§ Exercise directions
Every record should be written out exactly, with the pictures left out.

BEGIN

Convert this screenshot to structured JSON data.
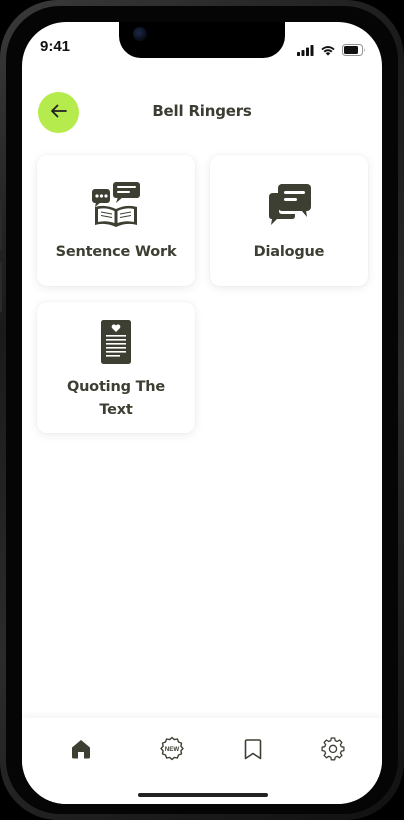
{
  "status_bar": {
    "time": "9:41"
  },
  "header": {
    "title": "Bell Ringers",
    "back_icon": "arrow-left-icon",
    "accent_color": "#b6eb4d"
  },
  "cards": [
    {
      "label": "Sentence Work",
      "icon": "book-chat-icon"
    },
    {
      "label": "Dialogue",
      "icon": "chat-bubbles-icon"
    },
    {
      "label": "Quoting The Text",
      "icon": "document-heart-icon"
    }
  ],
  "bottom_nav": {
    "items": [
      {
        "name": "home",
        "icon": "home-icon",
        "active": true
      },
      {
        "name": "new",
        "icon": "new-badge-icon",
        "badge_text": "NEW"
      },
      {
        "name": "bookmarks",
        "icon": "bookmark-icon"
      },
      {
        "name": "settings",
        "icon": "gear-icon"
      }
    ]
  },
  "colors": {
    "icon_dark": "#3d3f33",
    "text_dark": "#3b3d32"
  }
}
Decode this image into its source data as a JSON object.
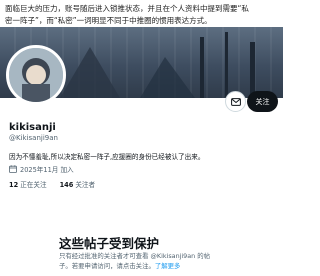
{
  "top_text": {
    "line1": "面临巨大的压力，账号随后进入锁推状态，并且在个人资料中提到需要“私",
    "line2": "密一阵子”，而“私密”一词明显不同于中推圈的惯用表达方式。"
  },
  "profile": {
    "name": "kikisanji",
    "handle": "@Kikisanji9an",
    "follow_label": "关注",
    "bio": "因为不懂羞耻,所以决定私密一阵子,应援圈的身份已经被认了出来。",
    "joined": "2025年11月 加入",
    "following_count": "12",
    "following_label": "正在关注",
    "followers_count": "146",
    "followers_label": "关注者"
  },
  "protected": {
    "title": "这些帖子受到保护",
    "line1": "只有经过批准的关注者才可查看 @Kikisanji9an 的帖",
    "line2_prefix": "子。若要申请访问，请点击关注。",
    "learn_more": "了解更多"
  },
  "colors": {
    "accent": "#1d9bf0",
    "text": "#0f1419",
    "muted": "#536471",
    "button_bg": "#0f1419"
  },
  "icons": [
    "mail-icon",
    "calendar-icon"
  ]
}
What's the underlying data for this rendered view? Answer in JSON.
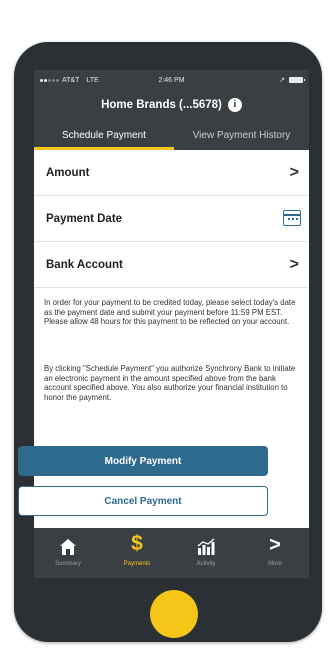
{
  "status_bar": {
    "carrier": "AT&T",
    "network": "LTE",
    "time": "2:46 PM"
  },
  "header": {
    "title": "Home Brands (...5678)",
    "info_icon": "info-icon"
  },
  "tabs": [
    {
      "label": "Schedule Payment",
      "active": true
    },
    {
      "label": "View Payment History",
      "active": false
    }
  ],
  "form": {
    "amount_label": "Amount",
    "payment_date_label": "Payment Date",
    "bank_account_label": "Bank Account"
  },
  "notice": {
    "paragraph1": "In order for your payment to be credited today, please select today's date as the payment date and submit your payment before 11:59 PM EST. Please allow 48 hours for this payment to be reflected on your account.",
    "paragraph2": "By clicking \"Schedule Payment\" you authorize Synchrony Bank to initiate an electronic payment in the amount specified above from the bank account specified above. You also authorize your financial institution to honor the payment."
  },
  "buttons": {
    "modify": "Modify Payment",
    "cancel": "Cancel Payment"
  },
  "tabbar": [
    {
      "label": "Summary",
      "icon": "home-icon",
      "active": false
    },
    {
      "label": "Payments",
      "icon": "dollar-icon",
      "active": true
    },
    {
      "label": "Activity",
      "icon": "chart-icon",
      "active": false
    },
    {
      "label": "More",
      "icon": "chevron-right-icon",
      "active": false
    }
  ],
  "colors": {
    "accent": "#f5c518",
    "primary": "#2e6a8e",
    "dark": "#3a3f44"
  }
}
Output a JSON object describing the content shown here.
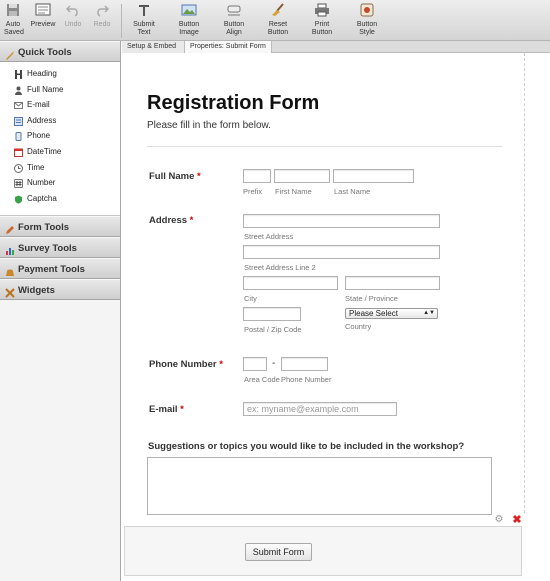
{
  "toolbar": {
    "buttons": [
      {
        "label1": "Auto",
        "label2": "Saved",
        "icon": "disk-icon"
      },
      {
        "label1": "Preview",
        "label2": "",
        "icon": "preview-icon"
      },
      {
        "label1": "Undo",
        "label2": "",
        "icon": "undo-icon"
      },
      {
        "label1": "Redo",
        "label2": "",
        "icon": "redo-icon"
      },
      {
        "label1": "Submit",
        "label2": "Text",
        "icon": "text-t-icon"
      },
      {
        "label1": "Button",
        "label2": "Image",
        "icon": "image-icon"
      },
      {
        "label1": "Button",
        "label2": "Align",
        "icon": "align-icon"
      },
      {
        "label1": "Reset",
        "label2": "Button",
        "icon": "broom-icon"
      },
      {
        "label1": "Print",
        "label2": "Button",
        "icon": "printer-icon"
      },
      {
        "label1": "Button",
        "label2": "Style",
        "icon": "style-icon"
      }
    ]
  },
  "sidebar": {
    "quick_tools_label": "Quick Tools",
    "quick_tools": [
      {
        "label": "Heading",
        "icon": "heading-icon"
      },
      {
        "label": "Full Name",
        "icon": "person-icon"
      },
      {
        "label": "E-mail",
        "icon": "envelope-icon"
      },
      {
        "label": "Address",
        "icon": "address-icon"
      },
      {
        "label": "Phone",
        "icon": "phone-icon"
      },
      {
        "label": "DateTime",
        "icon": "calendar-icon"
      },
      {
        "label": "Time",
        "icon": "clock-icon"
      },
      {
        "label": "Number",
        "icon": "number-icon"
      },
      {
        "label": "Captcha",
        "icon": "shield-icon"
      }
    ],
    "categories": [
      {
        "label": "Form Tools",
        "icon": "pencil-icon"
      },
      {
        "label": "Survey Tools",
        "icon": "chart-icon"
      },
      {
        "label": "Payment Tools",
        "icon": "money-icon"
      },
      {
        "label": "Widgets",
        "icon": "widgets-icon"
      }
    ]
  },
  "tabs": [
    {
      "label": "Setup & Embed"
    },
    {
      "label": "Properties: Submit Form"
    }
  ],
  "form": {
    "title": "Registration Form",
    "subtitle": "Please fill in the form below.",
    "required_mark": "*",
    "full_name": {
      "label": "Full Name",
      "prefix": "Prefix",
      "first": "First Name",
      "last": "Last Name"
    },
    "address": {
      "label": "Address",
      "street": "Street Address",
      "street2": "Street Address Line 2",
      "city": "City",
      "state": "State / Province",
      "zip": "Postal / Zip Code",
      "country_value": "Please Select",
      "country": "Country"
    },
    "phone": {
      "label": "Phone Number",
      "dash": "-",
      "area": "Area Code",
      "number": "Phone Number"
    },
    "email": {
      "label": "E-mail",
      "placeholder": "ex: myname@example.com"
    },
    "suggestions": {
      "label": "Suggestions or topics you would like to be included in the workshop?"
    },
    "submit_label": "Submit Form"
  },
  "colors": {
    "required": "#cc0000",
    "delete": "#dd2222"
  }
}
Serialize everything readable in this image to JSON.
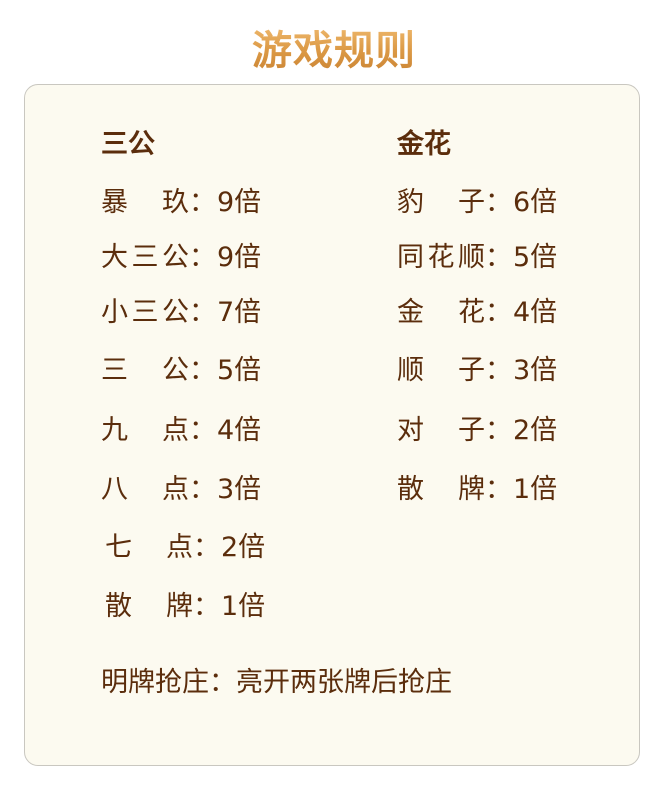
{
  "title": "游戏规则",
  "left": {
    "heading": "三公",
    "rows": [
      {
        "name": "暴  玖",
        "sep": "：",
        "value": "9倍"
      },
      {
        "name": "大三公",
        "sep": "：",
        "value": "9倍"
      },
      {
        "name": "小三公",
        "sep": "：",
        "value": "7倍"
      },
      {
        "name": "三  公",
        "sep": "：",
        "value": "5倍"
      },
      {
        "name": "九  点",
        "sep": "：",
        "value": "4倍"
      },
      {
        "name": "八  点",
        "sep": "：",
        "value": "3倍"
      },
      {
        "name": "七  点",
        "sep": "：",
        "value": "2倍"
      },
      {
        "name": "散  牌",
        "sep": "：",
        "value": "1倍"
      }
    ]
  },
  "right": {
    "heading": "金花",
    "rows": [
      {
        "name": "豹  子",
        "sep": "：",
        "value": "6倍"
      },
      {
        "name": "同花顺",
        "sep": "：",
        "value": "5倍"
      },
      {
        "name": "金  花",
        "sep": "：",
        "value": "4倍"
      },
      {
        "name": "顺  子",
        "sep": "：",
        "value": "3倍"
      },
      {
        "name": "对  子",
        "sep": "：",
        "value": "2倍"
      },
      {
        "name": "散  牌",
        "sep": "：",
        "value": "1倍"
      }
    ]
  },
  "footer": "明牌抢庄：亮开两张牌后抢庄"
}
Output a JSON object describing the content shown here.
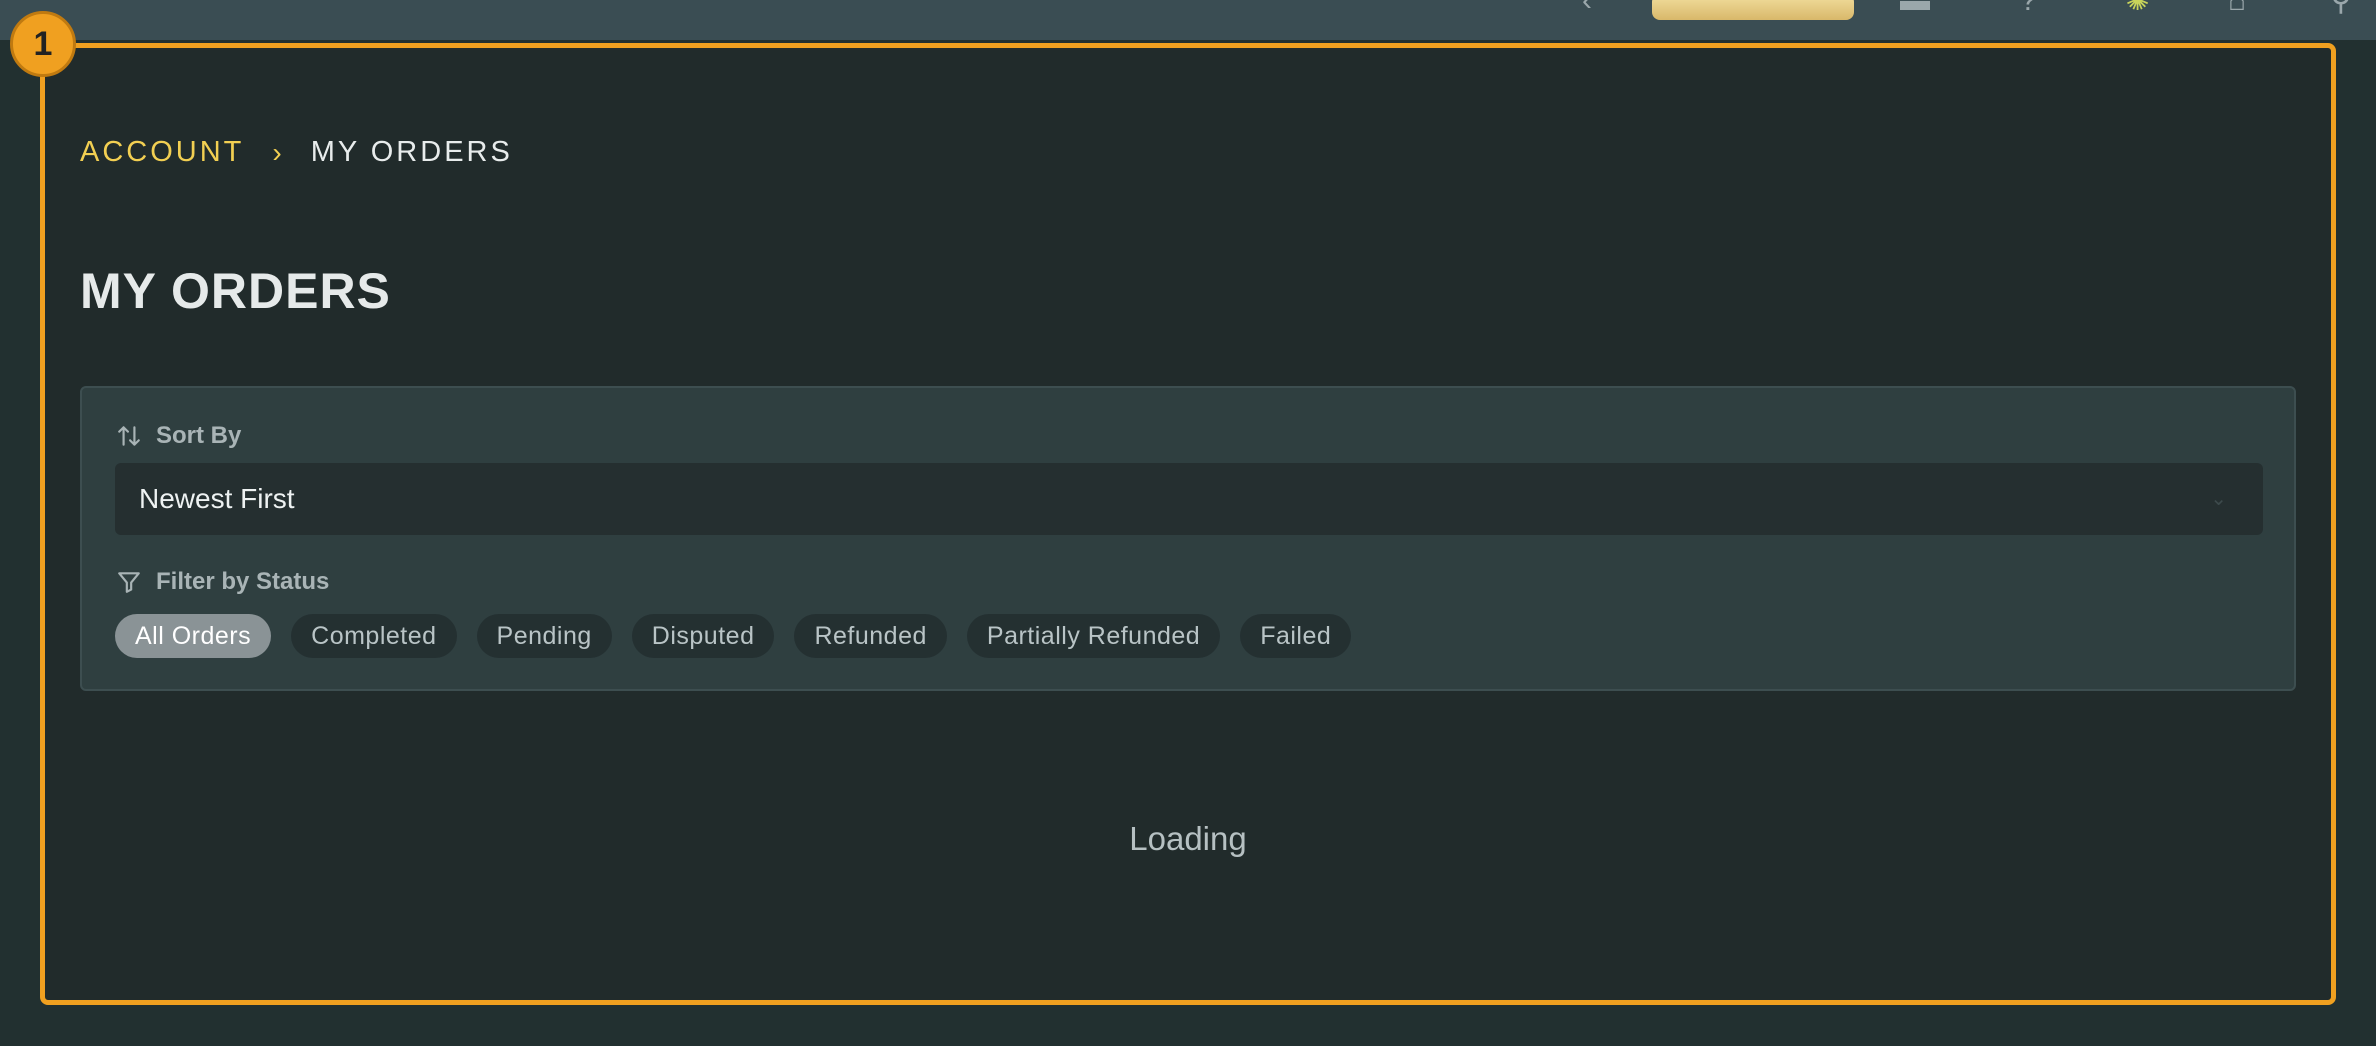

END

§ Output
Convert this screenshot to structured JSON data.
{
  "status_bar": {
    "time": "9:41"
  },
  "header": {
    "title": "Bell Ringers",
    "back_icon": "arrow-left-icon",
    "accent_color": "#b6eb4d"
  },
  "cards": [
    {
      "label": "Sentence Work",
      "icon": "book-chat-icon"
    },
    {
      "label": "Dialogue",
      "icon": "chat-bubbles-icon"
    },
    {
      "label": "Quoting The Text",
      "icon": "document-heart-icon"
    }
  ],
  "bottom_nav": {
    "items": [
      {
        "name": "home",
        "icon": "home-icon",
        "active": true
      },
      {
        "name": "new",
        "icon": "new-badge-icon",
        "badge_text": "NEW"
      },
      {
        "name": "bookmarks",
        "icon": "bookmark-icon"
      },
      {
        "name": "settings",
        "icon": "gear-icon"
      }
    ]
  },
  "colors": {
    "icon_dark": "#3d3f33",
    "text_dark": "#3b3d32"
  }
}
Decode this image into its source data as a JSON object.
{
  "top_text": {
    "line1": "面临巨大的压力，账号随后进入锁推状态，并且在个人资料中提到需要“私",
    "line2": "密一阵子”，而“私密”一词明显不同于中推圈的惯用表达方式。"
  },
  "profile": {
    "name": "kikisanji",
    "handle": "@Kikisanji9an",
    "follow_label": "关注",
    "bio": "因为不懂羞耻,所以决定私密一阵子,应援圈的身份已经被认了出来。",
    "joined": "2025年11月 加入",
    "following_count": "12",
    "following_label": "正在关注",
    "followers_count": "146",
    "followers_label": "关注者"
  },
  "protected": {
    "title": "这些帖子受到保护",
    "line1": "只有经过批准的关注者才可查看 @Kikisanji9an 的帖",
    "line2_prefix": "子。若要申请访问，请点击关注。",
    "learn_more": "了解更多"
  },
  "colors": {
    "accent": "#1d9bf0",
    "text": "#0f1419",
    "muted": "#536471",
    "button_bg": "#0f1419"
  },
  "icons": [
    "mail-icon",
    "calendar-icon"
  ]
}
What's the underlying data for this rendered view? Answer in JSON.
{
  "status_bar": {
    "carrier": "AT&T",
    "network": "LTE",
    "time": "2:46 PM"
  },
  "header": {
    "title": "Home Brands (...5678)",
    "info_icon": "info-icon"
  },
  "tabs": [
    {
      "label": "Schedule Payment",
      "active": true
    },
    {
      "label": "View Payment History",
      "active": false
    }
  ],
  "form": {
    "amount_label": "Amount",
    "payment_date_label": "Payment Date",
    "bank_account_label": "Bank Account"
  },
  "notice": {
    "paragraph1": "In order for your payment to be credited today, please select today's date as the payment date and submit your payment before 11:59 PM EST. Please allow 48 hours for this payment to be reflected on your account.",
    "paragraph2": "By clicking \"Schedule Payment\" you authorize Synchrony Bank to initiate an electronic payment in the amount specified above from the bank account specified above. You also authorize your financial institution to honor the payment."
  },
  "buttons": {
    "modify": "Modify Payment",
    "cancel": "Cancel Payment"
  },
  "tabbar": [
    {
      "label": "Summary",
      "icon": "home-icon",
      "active": false
    },
    {
      "label": "Payments",
      "icon": "dollar-icon",
      "active": true
    },
    {
      "label": "Activity",
      "icon": "chart-icon",
      "active": false
    },
    {
      "label": "More",
      "icon": "chevron-right-icon",
      "active": false
    }
  ],
  "colors": {
    "accent": "#f5c518",
    "primary": "#2e6a8e",
    "dark": "#3a3f44"
  }
}
Output a JSON object describing the content shown here.
{
  "toolbar": {
    "buttons": [
      {
        "label1": "Auto",
        "label2": "Saved",
        "icon": "disk-icon"
      },
      {
        "label1": "Preview",
        "label2": "",
        "icon": "preview-icon"
      },
      {
        "label1": "Undo",
        "label2": "",
        "icon": "undo-icon"
      },
      {
        "label1": "Redo",
        "label2": "",
        "icon": "redo-icon"
      },
      {
        "label1": "Submit",
        "label2": "Text",
        "icon": "text-t-icon"
      },
      {
        "label1": "Button",
        "label2": "Image",
        "icon": "image-icon"
      },
      {
        "label1": "Button",
        "label2": "Align",
        "icon": "align-icon"
      },
      {
        "label1": "Reset",
        "label2": "Button",
        "icon": "broom-icon"
      },
      {
        "label1": "Print",
        "label2": "Button",
        "icon": "printer-icon"
      },
      {
        "label1": "Button",
        "label2": "Style",
        "icon": "style-icon"
      }
    ]
  },
  "sidebar": {
    "quick_tools_label": "Quick Tools",
    "quick_tools": [
      {
        "label": "Heading",
        "icon": "heading-icon"
      },
      {
        "label": "Full Name",
        "icon": "person-icon"
      },
      {
        "label": "E-mail",
        "icon": "envelope-icon"
      },
      {
        "label": "Address",
        "icon": "address-icon"
      },
      {
        "label": "Phone",
        "icon": "phone-icon"
      },
      {
        "label": "DateTime",
        "icon": "calendar-icon"
      },
      {
        "label": "Time",
        "icon": "clock-icon"
      },
      {
        "label": "Number",
        "icon": "number-icon"
      },
      {
        "label": "Captcha",
        "icon": "shield-icon"
      }
    ],
    "categories": [
      {
        "label": "Form Tools",
        "icon": "pencil-icon"
      },
      {
        "label": "Survey Tools",
        "icon": "chart-icon"
      },
      {
        "label": "Payment Tools",
        "icon": "money-icon"
      },
      {
        "label": "Widgets",
        "icon": "widgets-icon"
      }
    ]
  },
  "tabs": [
    {
      "label": "Setup & Embed"
    },
    {
      "label": "Properties: Submit Form"
    }
  ],
  "form": {
    "title": "Registration Form",
    "subtitle": "Please fill in the form below.",
    "required_mark": "*",
    "full_name": {
      "label": "Full Name",
      "prefix": "Prefix",
      "first": "First Name",
      "last": "Last Name"
    },
    "address": {
      "label": "Address",
      "street": "Street Address",
      "street2": "Street Address Line 2",
      "city": "City",
      "state": "State / Province",
      "zip": "Postal / Zip Code",
      "country_value": "Please Select",
      "country": "Country"
    },
    "phone": {
      "label": "Phone Number",
      "dash": "-",
      "area": "Area Code",
      "number": "Phone Number"
    },
    "email": {
      "label": "E-mail",
      "placeholder": "ex: myname@example.com"
    },
    "suggestions": {
      "label": "Suggestions or topics you would like to be included in the workshop?"
    },
    "submit_label": "Submit Form"
  },
  "colors": {
    "required": "#cc0000",
    "delete": "#dd2222"
  }
}
Serialize everything readable in this image to JSON.
{
  "title": "游戏规则",
  "left": {
    "heading": "三公",
    "rows": [
      {
        "name": "暴  玖",
        "sep": "：",
        "value": "9倍"
      },
      {
        "name": "大三公",
        "sep": "：",
        "value": "9倍"
      },
      {
        "name": "小三公",
        "sep": "：",
        "value": "7倍"
      },
      {
        "name": "三  公",
        "sep": "：",
        "value": "5倍"
      },
      {
        "name": "九  点",
        "sep": "：",
        "value": "4倍"
      },
      {
        "name": "八  点",
        "sep": "：",
        "value": "3倍"
      },
      {
        "name": "七  点",
        "sep": "：",
        "value": "2倍"
      },
      {
        "name": "散  牌",
        "sep": "：",
        "value": "1倍"
      }
    ]
  },
  "right": {
    "heading": "金花",
    "rows": [
      {
        "name": "豹  子",
        "sep": "：",
        "value": "6倍"
      },
      {
        "name": "同花顺",
        "sep": "：",
        "value": "5倍"
      },
      {
        "name": "金  花",
        "sep": "：",
        "value": "4倍"
      },
      {
        "name": "顺  子",
        "sep": "：",
        "value": "3倍"
      },
      {
        "name": "对  子",
        "sep": "：",
        "value": "2倍"
      },
      {
        "name": "散  牌",
        "sep": "：",
        "value": "1倍"
      }
    ]
  },
  "footer": "明牌抢庄：亮开两张牌后抢庄"
}
Output a JSON object describing the content shown here.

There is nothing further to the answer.